Data shown>
——

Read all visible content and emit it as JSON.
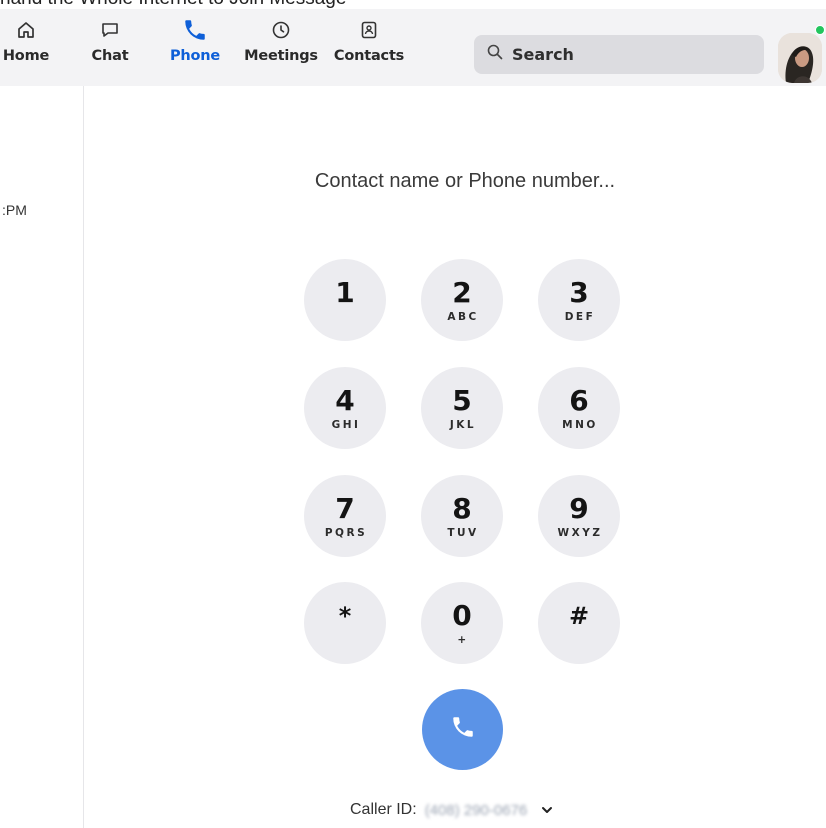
{
  "header_fragment": "hand the Whole Internet to Join Message",
  "nav": {
    "items": [
      {
        "label": "Home",
        "icon": "home-icon"
      },
      {
        "label": "Chat",
        "icon": "chat-icon"
      },
      {
        "label": "Phone",
        "icon": "phone-icon",
        "active": true
      },
      {
        "label": "Meetings",
        "icon": "clock-icon"
      },
      {
        "label": "Contacts",
        "icon": "contacts-icon"
      }
    ],
    "search_label": "Search"
  },
  "left_panel": {
    "time_fragment": ":PM"
  },
  "dialer": {
    "placeholder": "Contact name or Phone number...",
    "keys": [
      {
        "digit": "1",
        "letters": ""
      },
      {
        "digit": "2",
        "letters": "ABC"
      },
      {
        "digit": "3",
        "letters": "DEF"
      },
      {
        "digit": "4",
        "letters": "GHI"
      },
      {
        "digit": "5",
        "letters": "JKL"
      },
      {
        "digit": "6",
        "letters": "MNO"
      },
      {
        "digit": "7",
        "letters": "PQRS"
      },
      {
        "digit": "8",
        "letters": "TUV"
      },
      {
        "digit": "9",
        "letters": "WXYZ"
      },
      {
        "digit": "*",
        "letters": ""
      },
      {
        "digit": "0",
        "letters": "+"
      },
      {
        "digit": "#",
        "letters": ""
      }
    ],
    "caller_id_label": "Caller ID:",
    "caller_id_number": "(408) 290-0676"
  },
  "colors": {
    "accent": "#0e5fd8",
    "call_button": "#5b93e7",
    "key_background": "#ececf0",
    "nav_background": "#f3f3f5",
    "presence": "#22c55e"
  }
}
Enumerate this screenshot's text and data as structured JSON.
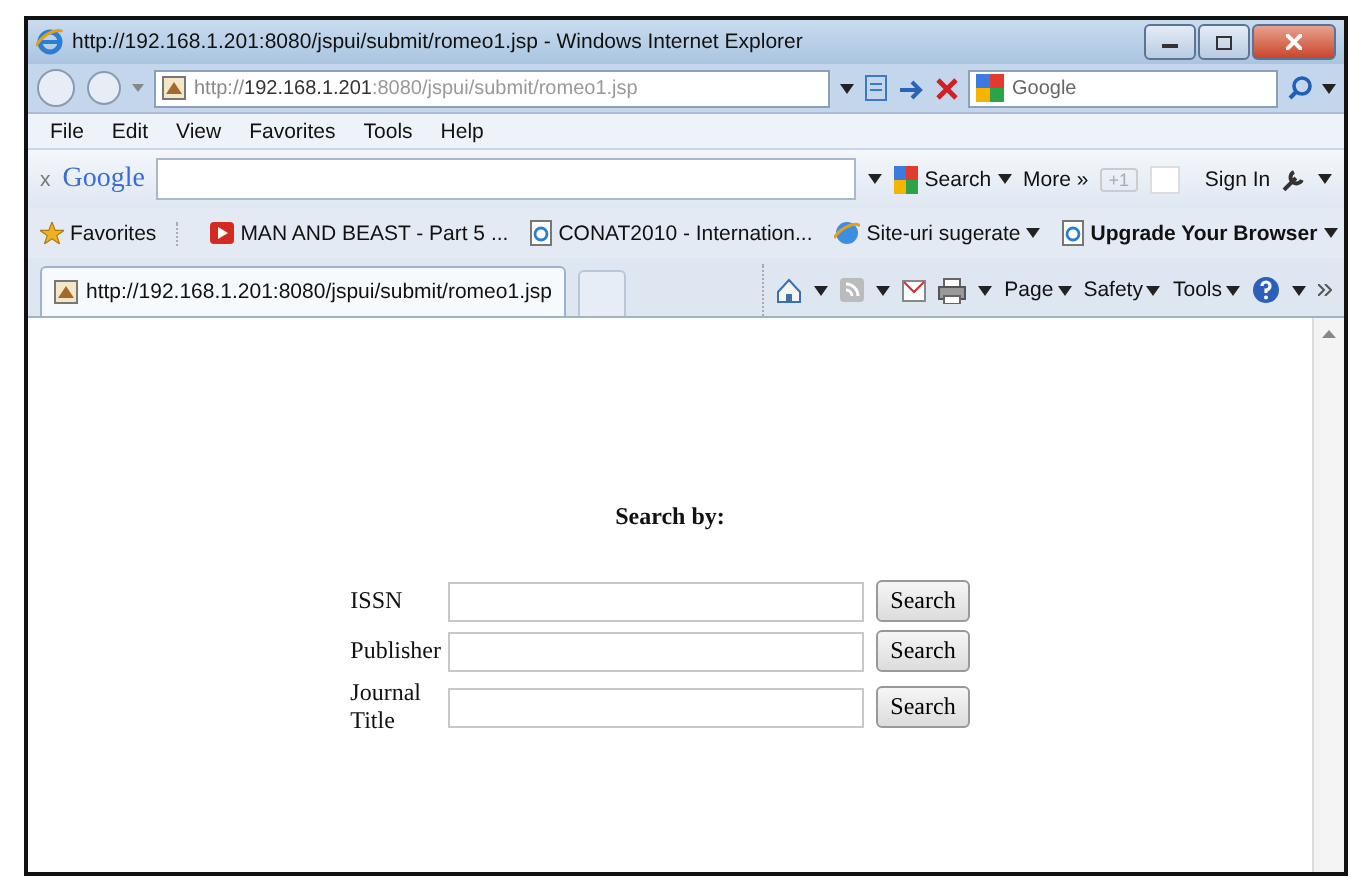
{
  "window": {
    "title": "http://192.168.1.201:8080/jspui/submit/romeo1.jsp - Windows Internet Explorer"
  },
  "address_bar": {
    "scheme": "http://",
    "host": "192.168.1.201",
    "path": ":8080/jspui/submit/romeo1.jsp",
    "search_placeholder": "Google"
  },
  "menu": [
    "File",
    "Edit",
    "View",
    "Favorites",
    "Tools",
    "Help"
  ],
  "google_toolbar": {
    "close": "x",
    "logo": "Google",
    "search": "Search",
    "more": "More »",
    "plus_one": "+1",
    "sign_in": "Sign In"
  },
  "favorites_bar": {
    "label": "Favorites",
    "items": [
      {
        "label": "MAN AND BEAST - Part 5 ...",
        "kind": "video",
        "bold": false,
        "dropdown": false
      },
      {
        "label": "CONAT2010 - Internation...",
        "kind": "page",
        "bold": false,
        "dropdown": false
      },
      {
        "label": "Site-uri sugerate",
        "kind": "sites",
        "bold": false,
        "dropdown": true
      },
      {
        "label": "Upgrade Your Browser",
        "kind": "page",
        "bold": true,
        "dropdown": true
      }
    ]
  },
  "tabs": [
    {
      "label": "http://192.168.1.201:8080/jspui/submit/romeo1.jsp",
      "selected": true
    }
  ],
  "command_bar": [
    "Page",
    "Safety",
    "Tools"
  ],
  "form": {
    "heading": "Search by:",
    "rows": [
      {
        "label": "ISSN",
        "button": "Search"
      },
      {
        "label": "Publisher",
        "button": "Search"
      },
      {
        "label": "Journal Title",
        "button": "Search"
      }
    ]
  }
}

——

Given exercise>
Copy and report every line where the word "kind" is present.

Task answer>
        "kind": "video",
        "kind": "page",
        "kind": "sites",
        "kind": "page",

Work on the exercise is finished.